▸ **EXERCISE**: Repeat all of the material below exactly as written, images excluded.

▸ **SUPPLIED DATA**:

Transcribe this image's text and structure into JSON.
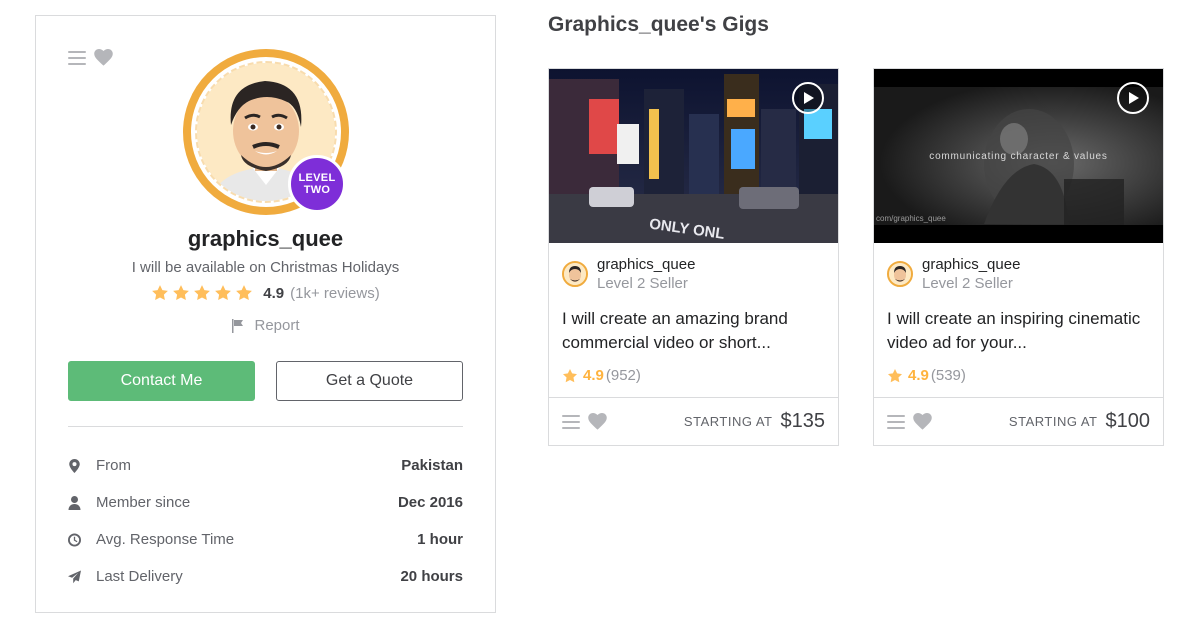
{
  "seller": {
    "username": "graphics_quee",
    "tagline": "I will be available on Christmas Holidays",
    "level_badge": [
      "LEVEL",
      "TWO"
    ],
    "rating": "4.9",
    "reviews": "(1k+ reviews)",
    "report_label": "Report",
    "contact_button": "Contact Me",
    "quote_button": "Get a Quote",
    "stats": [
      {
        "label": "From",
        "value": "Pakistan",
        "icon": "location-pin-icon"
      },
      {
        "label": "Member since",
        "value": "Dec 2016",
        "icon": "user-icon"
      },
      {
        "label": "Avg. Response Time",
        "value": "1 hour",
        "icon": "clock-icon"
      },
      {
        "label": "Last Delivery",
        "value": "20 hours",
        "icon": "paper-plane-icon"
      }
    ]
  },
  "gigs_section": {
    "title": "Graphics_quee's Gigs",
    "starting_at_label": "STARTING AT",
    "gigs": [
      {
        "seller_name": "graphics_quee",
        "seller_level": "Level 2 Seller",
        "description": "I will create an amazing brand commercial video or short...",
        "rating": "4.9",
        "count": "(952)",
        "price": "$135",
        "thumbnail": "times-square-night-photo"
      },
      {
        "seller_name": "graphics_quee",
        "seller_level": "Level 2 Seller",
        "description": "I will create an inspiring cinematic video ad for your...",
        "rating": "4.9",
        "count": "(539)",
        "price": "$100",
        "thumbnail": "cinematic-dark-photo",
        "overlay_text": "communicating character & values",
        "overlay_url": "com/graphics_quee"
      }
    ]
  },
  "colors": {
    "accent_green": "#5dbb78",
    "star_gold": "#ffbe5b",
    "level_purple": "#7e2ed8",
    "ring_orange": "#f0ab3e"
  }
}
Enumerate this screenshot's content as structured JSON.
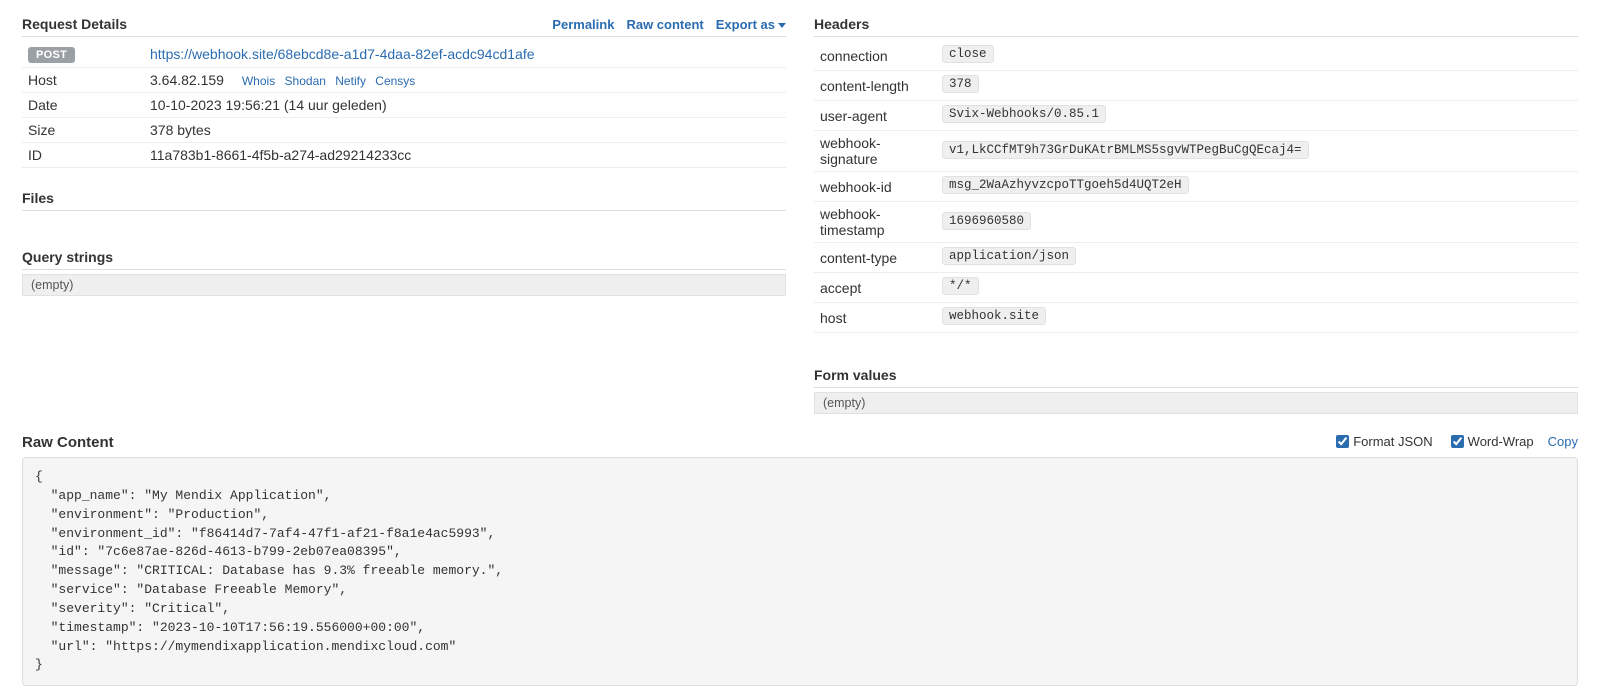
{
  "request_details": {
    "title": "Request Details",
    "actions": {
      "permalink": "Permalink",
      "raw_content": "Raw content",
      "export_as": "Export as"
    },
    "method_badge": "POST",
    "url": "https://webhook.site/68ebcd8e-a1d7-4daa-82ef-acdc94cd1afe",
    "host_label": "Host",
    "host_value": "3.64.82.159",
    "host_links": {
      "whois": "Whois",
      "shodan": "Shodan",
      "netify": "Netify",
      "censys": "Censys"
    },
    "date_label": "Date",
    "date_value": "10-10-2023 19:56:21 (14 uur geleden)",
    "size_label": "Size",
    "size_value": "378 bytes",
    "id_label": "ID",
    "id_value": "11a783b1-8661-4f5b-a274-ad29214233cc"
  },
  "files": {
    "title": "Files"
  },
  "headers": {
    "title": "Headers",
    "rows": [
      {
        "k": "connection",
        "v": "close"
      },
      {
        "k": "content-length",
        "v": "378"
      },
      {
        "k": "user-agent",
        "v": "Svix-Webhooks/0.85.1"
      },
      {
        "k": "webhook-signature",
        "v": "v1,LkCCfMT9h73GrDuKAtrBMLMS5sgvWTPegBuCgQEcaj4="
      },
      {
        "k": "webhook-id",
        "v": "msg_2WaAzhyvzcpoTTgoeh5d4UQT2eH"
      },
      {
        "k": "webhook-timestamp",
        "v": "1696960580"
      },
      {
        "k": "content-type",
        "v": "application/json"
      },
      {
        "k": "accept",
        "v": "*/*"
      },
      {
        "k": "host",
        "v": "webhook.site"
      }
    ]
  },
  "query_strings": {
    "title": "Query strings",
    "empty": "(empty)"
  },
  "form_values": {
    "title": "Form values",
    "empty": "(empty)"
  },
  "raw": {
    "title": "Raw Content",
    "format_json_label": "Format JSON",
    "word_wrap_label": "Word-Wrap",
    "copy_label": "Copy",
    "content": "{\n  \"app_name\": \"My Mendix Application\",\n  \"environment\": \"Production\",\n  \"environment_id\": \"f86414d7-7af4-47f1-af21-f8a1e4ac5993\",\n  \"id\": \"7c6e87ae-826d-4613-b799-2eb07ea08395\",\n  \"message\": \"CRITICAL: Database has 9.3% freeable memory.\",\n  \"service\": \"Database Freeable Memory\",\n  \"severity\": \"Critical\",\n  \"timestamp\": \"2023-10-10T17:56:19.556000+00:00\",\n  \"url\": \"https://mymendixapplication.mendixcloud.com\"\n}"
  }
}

▸ **TASK SOLUTION**:
Transcribe this image's text and structure into JSON.
{
  "seller": {
    "username": "graphics_quee",
    "tagline": "I will be available on Christmas Holidays",
    "level_badge": [
      "LEVEL",
      "TWO"
    ],
    "rating": "4.9",
    "reviews": "(1k+ reviews)",
    "report_label": "Report",
    "contact_button": "Contact Me",
    "quote_button": "Get a Quote",
    "stats": [
      {
        "label": "From",
        "value": "Pakistan",
        "icon": "location-pin-icon"
      },
      {
        "label": "Member since",
        "value": "Dec 2016",
        "icon": "user-icon"
      },
      {
        "label": "Avg. Response Time",
        "value": "1 hour",
        "icon": "clock-icon"
      },
      {
        "label": "Last Delivery",
        "value": "20 hours",
        "icon": "paper-plane-icon"
      }
    ]
  },
  "gigs_section": {
    "title": "Graphics_quee's Gigs",
    "starting_at_label": "STARTING AT",
    "gigs": [
      {
        "seller_name": "graphics_quee",
        "seller_level": "Level 2 Seller",
        "description": "I will create an amazing brand commercial video or short...",
        "rating": "4.9",
        "count": "(952)",
        "price": "$135",
        "thumbnail": "times-square-night-photo"
      },
      {
        "seller_name": "graphics_quee",
        "seller_level": "Level 2 Seller",
        "description": "I will create an inspiring cinematic video ad for your...",
        "rating": "4.9",
        "count": "(539)",
        "price": "$100",
        "thumbnail": "cinematic-dark-photo",
        "overlay_text": "communicating character & values",
        "overlay_url": "com/graphics_quee"
      }
    ]
  },
  "colors": {
    "accent_green": "#5dbb78",
    "star_gold": "#ffbe5b",
    "level_purple": "#7e2ed8",
    "ring_orange": "#f0ab3e"
  }
}
Enumerate this screenshot's content as structured JSON.
{
  "request_details": {
    "title": "Request Details",
    "actions": {
      "permalink": "Permalink",
      "raw_content": "Raw content",
      "export_as": "Export as"
    },
    "method_badge": "POST",
    "url": "https://webhook.site/68ebcd8e-a1d7-4daa-82ef-acdc94cd1afe",
    "host_label": "Host",
    "host_value": "3.64.82.159",
    "host_links": {
      "whois": "Whois",
      "shodan": "Shodan",
      "netify": "Netify",
      "censys": "Censys"
    },
    "date_label": "Date",
    "date_value": "10-10-2023 19:56:21 (14 uur geleden)",
    "size_label": "Size",
    "size_value": "378 bytes",
    "id_label": "ID",
    "id_value": "11a783b1-8661-4f5b-a274-ad29214233cc"
  },
  "files": {
    "title": "Files"
  },
  "headers": {
    "title": "Headers",
    "rows": [
      {
        "k": "connection",
        "v": "close"
      },
      {
        "k": "content-length",
        "v": "378"
      },
      {
        "k": "user-agent",
        "v": "Svix-Webhooks/0.85.1"
      },
      {
        "k": "webhook-signature",
        "v": "v1,LkCCfMT9h73GrDuKAtrBMLMS5sgvWTPegBuCgQEcaj4="
      },
      {
        "k": "webhook-id",
        "v": "msg_2WaAzhyvzcpoTTgoeh5d4UQT2eH"
      },
      {
        "k": "webhook-timestamp",
        "v": "1696960580"
      },
      {
        "k": "content-type",
        "v": "application/json"
      },
      {
        "k": "accept",
        "v": "*/*"
      },
      {
        "k": "host",
        "v": "webhook.site"
      }
    ]
  },
  "query_strings": {
    "title": "Query strings",
    "empty": "(empty)"
  },
  "form_values": {
    "title": "Form values",
    "empty": "(empty)"
  },
  "raw": {
    "title": "Raw Content",
    "format_json_label": "Format JSON",
    "word_wrap_label": "Word-Wrap",
    "copy_label": "Copy",
    "content": "{\n  \"app_name\": \"My Mendix Application\",\n  \"environment\": \"Production\",\n  \"environment_id\": \"f86414d7-7af4-47f1-af21-f8a1e4ac5993\",\n  \"id\": \"7c6e87ae-826d-4613-b799-2eb07ea08395\",\n  \"message\": \"CRITICAL: Database has 9.3% freeable memory.\",\n  \"service\": \"Database Freeable Memory\",\n  \"severity\": \"Critical\",\n  \"timestamp\": \"2023-10-10T17:56:19.556000+00:00\",\n  \"url\": \"https://mymendixapplication.mendixcloud.com\"\n}"
  }
}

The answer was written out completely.